* [PROMPT]: Restate the full set of records exactly, without adding or dropping a word.

[Dataset items]
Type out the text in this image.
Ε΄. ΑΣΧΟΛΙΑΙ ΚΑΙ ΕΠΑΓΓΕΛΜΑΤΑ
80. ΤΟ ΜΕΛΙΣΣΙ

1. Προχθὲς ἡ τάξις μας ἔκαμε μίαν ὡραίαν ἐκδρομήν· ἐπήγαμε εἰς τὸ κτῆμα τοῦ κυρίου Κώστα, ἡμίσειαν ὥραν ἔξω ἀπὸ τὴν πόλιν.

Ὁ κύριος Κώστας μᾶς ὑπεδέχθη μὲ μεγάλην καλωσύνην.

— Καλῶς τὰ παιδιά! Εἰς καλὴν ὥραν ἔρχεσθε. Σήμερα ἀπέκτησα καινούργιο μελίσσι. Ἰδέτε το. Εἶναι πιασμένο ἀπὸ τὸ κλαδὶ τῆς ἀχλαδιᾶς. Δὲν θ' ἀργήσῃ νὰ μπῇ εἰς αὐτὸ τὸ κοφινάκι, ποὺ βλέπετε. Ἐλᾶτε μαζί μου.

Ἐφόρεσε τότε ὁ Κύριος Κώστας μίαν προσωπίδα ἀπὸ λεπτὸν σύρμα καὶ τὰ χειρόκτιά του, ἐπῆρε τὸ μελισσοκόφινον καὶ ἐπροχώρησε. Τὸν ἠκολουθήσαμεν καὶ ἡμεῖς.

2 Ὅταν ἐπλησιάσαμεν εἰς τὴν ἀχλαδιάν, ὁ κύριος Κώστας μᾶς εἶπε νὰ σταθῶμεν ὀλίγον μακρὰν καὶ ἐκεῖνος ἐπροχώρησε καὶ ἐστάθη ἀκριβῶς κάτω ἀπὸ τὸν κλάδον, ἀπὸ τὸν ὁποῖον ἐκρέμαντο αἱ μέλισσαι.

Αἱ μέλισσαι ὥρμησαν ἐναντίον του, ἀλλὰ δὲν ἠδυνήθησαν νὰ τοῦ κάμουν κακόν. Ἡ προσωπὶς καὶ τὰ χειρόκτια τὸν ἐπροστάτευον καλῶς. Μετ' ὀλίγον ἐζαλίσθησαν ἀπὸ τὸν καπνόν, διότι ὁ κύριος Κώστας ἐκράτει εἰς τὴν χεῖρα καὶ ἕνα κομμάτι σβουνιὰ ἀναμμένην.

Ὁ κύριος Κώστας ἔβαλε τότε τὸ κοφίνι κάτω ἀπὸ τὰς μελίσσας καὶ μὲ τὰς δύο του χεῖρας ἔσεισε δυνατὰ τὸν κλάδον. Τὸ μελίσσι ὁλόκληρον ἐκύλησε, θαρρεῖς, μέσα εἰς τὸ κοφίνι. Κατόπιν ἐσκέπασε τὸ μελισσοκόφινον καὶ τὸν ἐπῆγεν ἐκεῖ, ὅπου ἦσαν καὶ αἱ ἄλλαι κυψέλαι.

* [EXERCISE RESULT]:
Type out the text in this image.
Ε΄. ΑΣΧΟΛΙΑΙ ΚΑΙ ΕΠΑΓΓΕΛΜΑΤΑ
80. ΤΟ ΜΕΛΙΣΣΙ

1. Προχθὲς ἡ τάξις μας ἔκαμε μίαν ὡραίαν ἐκδρομήν· ἐπήγαμε εἰς τὸ κτῆμα τοῦ κυρίου Κώστα, ἡμίσειαν ὥραν ἔξω ἀπὸ τὴν πόλιν.

Ὁ κύριος Κώστας μᾶς ὑπεδέχθη μὲ μεγάλην καλωσύνην.

— Καλῶς τὰ παιδιά! Εἰς καλὴν ὥραν ἔρχεσθε. Σήμερα ἀπέκτησα καινούργιο μελίσσι. Ἰδέτε το. Εἶναι πιασμένο ἀπὸ τὸ κλαδὶ τῆς ἀχλαδιᾶς. Δὲν θ' ἀργήσῃ νὰ μπῇ εἰς αὐτὸ τὸ κοφινάκι, ποὺ βλέπετε. Ἐλᾶτε μαζί μου.

Ἐφόρεσε τότε ὁ Κύριος Κώστας μίαν προσωπίδα ἀπὸ λεπτὸν σύρμα καὶ τὰ χειρόκτιά του, ἐπῆρε τὸ μελισσοκόφινον καὶ ἐπροχώρησε. Τὸν ἠκολουθήσαμεν καὶ ἡμεῖς.

2 Ὅταν ἐπλησιάσαμεν εἰς τὴν ἀχλαδιάν, ὁ κύριος Κώστας μᾶς εἶπε νὰ σταθῶμεν ὀλίγον μακρὰν καὶ ἐκεῖνος ἐπροχώρησε καὶ ἐστάθη ἀκριβῶς κάτω ἀπὸ τὸν κλάδον, ἀπὸ τὸν ὁποῖον ἐκρέμαντο αἱ μέλισσαι.

Αἱ μέλισσαι ὥρμησαν ἐναντίον του, ἀλλὰ δὲν ἠδυνήθησαν νὰ τοῦ κάμουν κακόν. Ἡ προσωπὶς καὶ τὰ χειρόκτια τὸν ἐπροστάτευον καλῶς. Μετ' ὀλίγον ἐζαλίσθησαν ἀπὸ τὸν καπνόν, διότι ὁ κύριος Κώστας ἐκράτει εἰς τὴν χεῖρα καὶ ἕνα κομμάτι σβουνιὰ ἀναμμένην.

Ὁ κύριος Κώστας ἔβαλε τότε τὸ κοφίνι κάτω ἀπὸ τὰς μελίσσας καὶ μὲ τὰς δύο του χεῖρας ἔσεισε δυνατὰ τὸν κλάδον. Τὸ μελίσσι ὁλόκληρον ἐκύλησε, θαρρεῖς, μέσα εἰς τὸ κοφίνι. Κατόπιν ἐσκέπασε τὸ μελισσοκόφινον καὶ τὸν ἐπῆγεν ἐκεῖ, ὅπου ἦσαν καὶ αἱ ἄλλαι κυψέλαι.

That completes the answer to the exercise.